▶ Direction
Copy out all lines with the word "attain" in them.

▶ Dataset excerpt
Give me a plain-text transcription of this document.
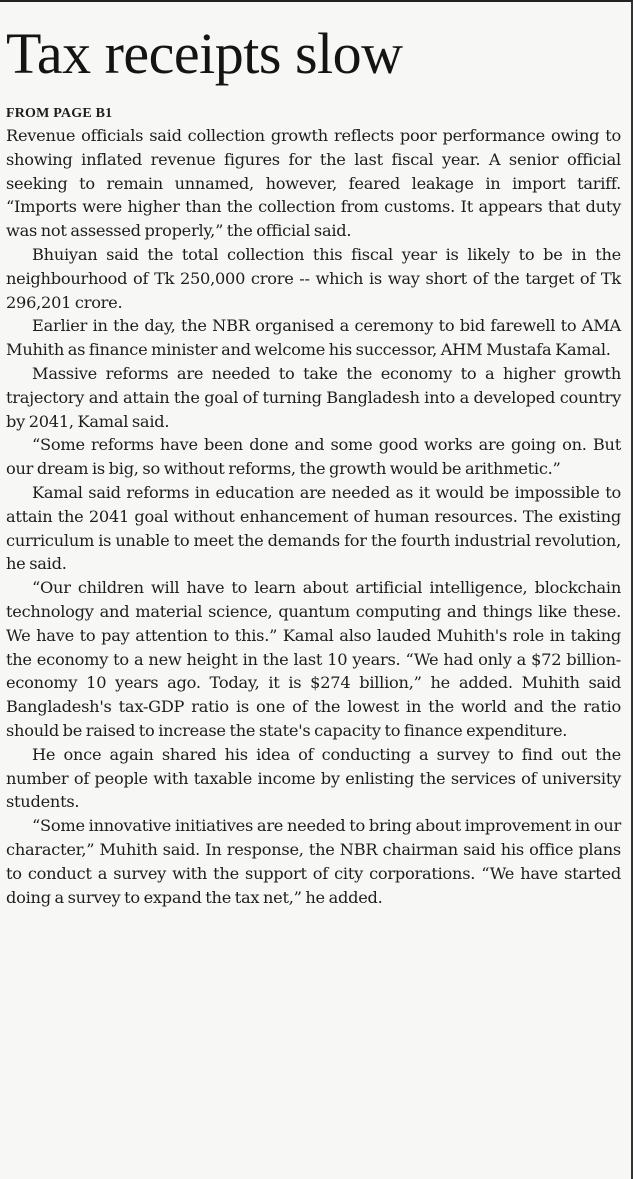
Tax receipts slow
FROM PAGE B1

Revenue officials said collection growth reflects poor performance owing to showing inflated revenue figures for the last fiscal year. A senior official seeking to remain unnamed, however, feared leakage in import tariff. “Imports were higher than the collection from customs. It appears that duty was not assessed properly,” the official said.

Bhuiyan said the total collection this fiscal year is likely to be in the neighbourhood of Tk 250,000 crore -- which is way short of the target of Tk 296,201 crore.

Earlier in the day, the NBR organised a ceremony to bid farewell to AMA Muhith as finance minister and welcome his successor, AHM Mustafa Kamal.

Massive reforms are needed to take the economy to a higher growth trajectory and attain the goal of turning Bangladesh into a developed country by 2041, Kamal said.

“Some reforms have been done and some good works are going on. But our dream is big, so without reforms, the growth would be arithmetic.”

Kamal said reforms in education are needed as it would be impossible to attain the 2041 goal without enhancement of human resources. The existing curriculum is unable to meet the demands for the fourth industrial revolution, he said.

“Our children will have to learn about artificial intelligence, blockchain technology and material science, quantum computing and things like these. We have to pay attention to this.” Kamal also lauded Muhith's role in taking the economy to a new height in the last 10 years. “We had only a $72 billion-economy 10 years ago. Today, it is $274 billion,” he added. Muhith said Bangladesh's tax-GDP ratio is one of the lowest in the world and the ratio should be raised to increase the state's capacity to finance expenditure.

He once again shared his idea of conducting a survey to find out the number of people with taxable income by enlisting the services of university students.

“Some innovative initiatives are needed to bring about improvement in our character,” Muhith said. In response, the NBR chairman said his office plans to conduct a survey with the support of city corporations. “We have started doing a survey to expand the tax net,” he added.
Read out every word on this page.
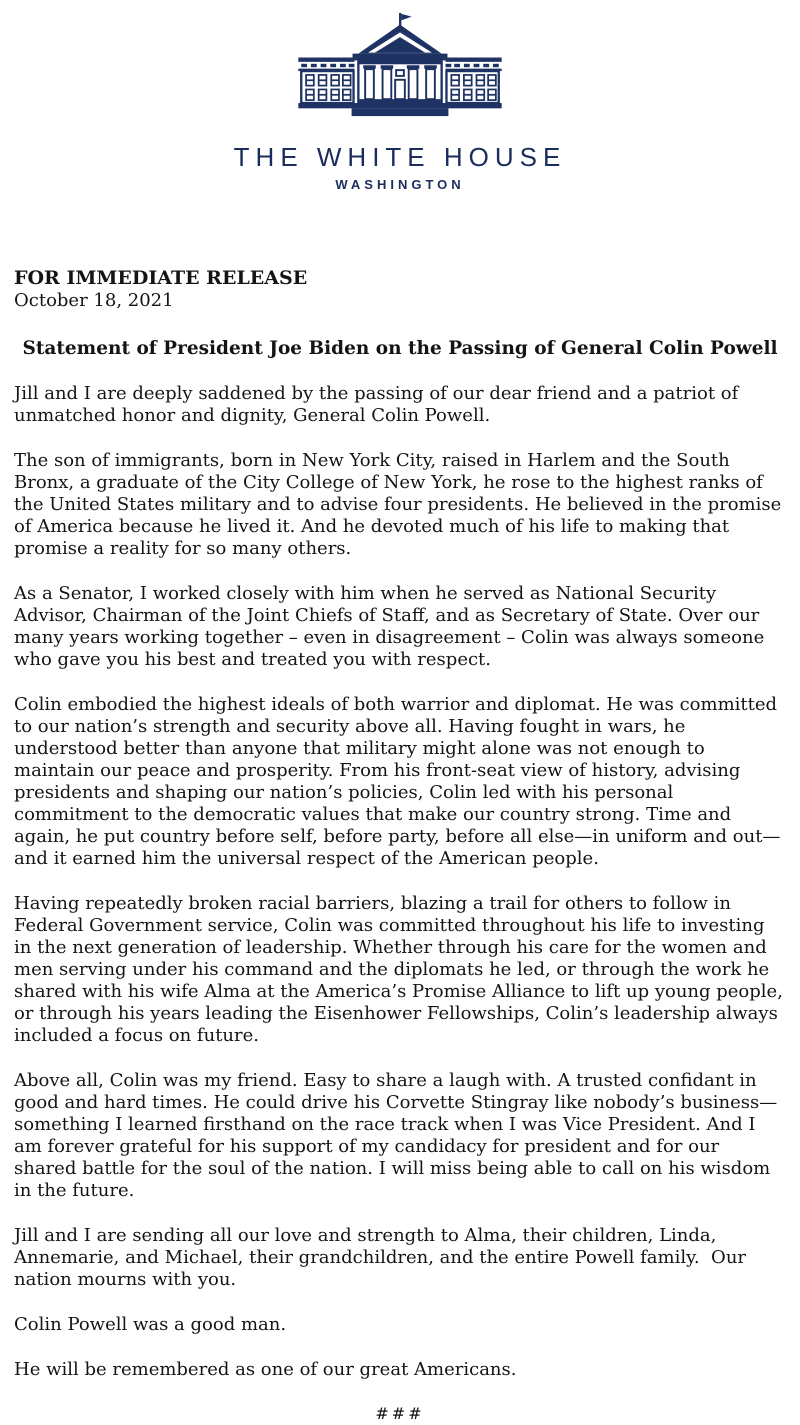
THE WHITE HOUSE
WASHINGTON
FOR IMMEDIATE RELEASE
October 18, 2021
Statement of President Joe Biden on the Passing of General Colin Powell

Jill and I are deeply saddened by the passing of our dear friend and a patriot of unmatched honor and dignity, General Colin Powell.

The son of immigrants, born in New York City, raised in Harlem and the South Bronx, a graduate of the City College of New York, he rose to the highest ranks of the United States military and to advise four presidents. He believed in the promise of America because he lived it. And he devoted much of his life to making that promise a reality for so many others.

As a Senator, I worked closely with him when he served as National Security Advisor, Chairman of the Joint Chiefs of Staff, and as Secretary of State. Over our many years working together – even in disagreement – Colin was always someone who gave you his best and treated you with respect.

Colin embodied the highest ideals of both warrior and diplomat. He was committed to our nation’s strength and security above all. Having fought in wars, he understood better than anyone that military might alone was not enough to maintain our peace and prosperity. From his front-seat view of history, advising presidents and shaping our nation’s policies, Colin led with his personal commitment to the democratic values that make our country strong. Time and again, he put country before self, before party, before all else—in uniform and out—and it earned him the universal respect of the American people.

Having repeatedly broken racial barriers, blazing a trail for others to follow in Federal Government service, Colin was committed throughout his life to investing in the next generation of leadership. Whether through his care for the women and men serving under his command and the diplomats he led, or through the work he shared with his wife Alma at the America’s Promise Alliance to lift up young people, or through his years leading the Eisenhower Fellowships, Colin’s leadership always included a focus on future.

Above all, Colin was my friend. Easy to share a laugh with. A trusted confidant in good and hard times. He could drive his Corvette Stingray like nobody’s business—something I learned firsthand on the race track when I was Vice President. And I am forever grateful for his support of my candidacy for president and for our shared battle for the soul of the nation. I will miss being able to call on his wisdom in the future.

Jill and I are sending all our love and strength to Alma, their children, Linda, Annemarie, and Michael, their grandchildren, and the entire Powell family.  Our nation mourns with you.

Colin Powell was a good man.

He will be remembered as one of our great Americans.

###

▶ Expected answer
Massive reforms are needed to take the economy to a higher growth trajectory and attain the goal of turning Bangladesh into a developed country by 2041, Kamal said.
Kamal said reforms in education are needed as it would be impossible to attain the 2041 goal without enhancement of human resources. The existing curriculum is unable to meet the demands for the fourth industrial revolution, he said.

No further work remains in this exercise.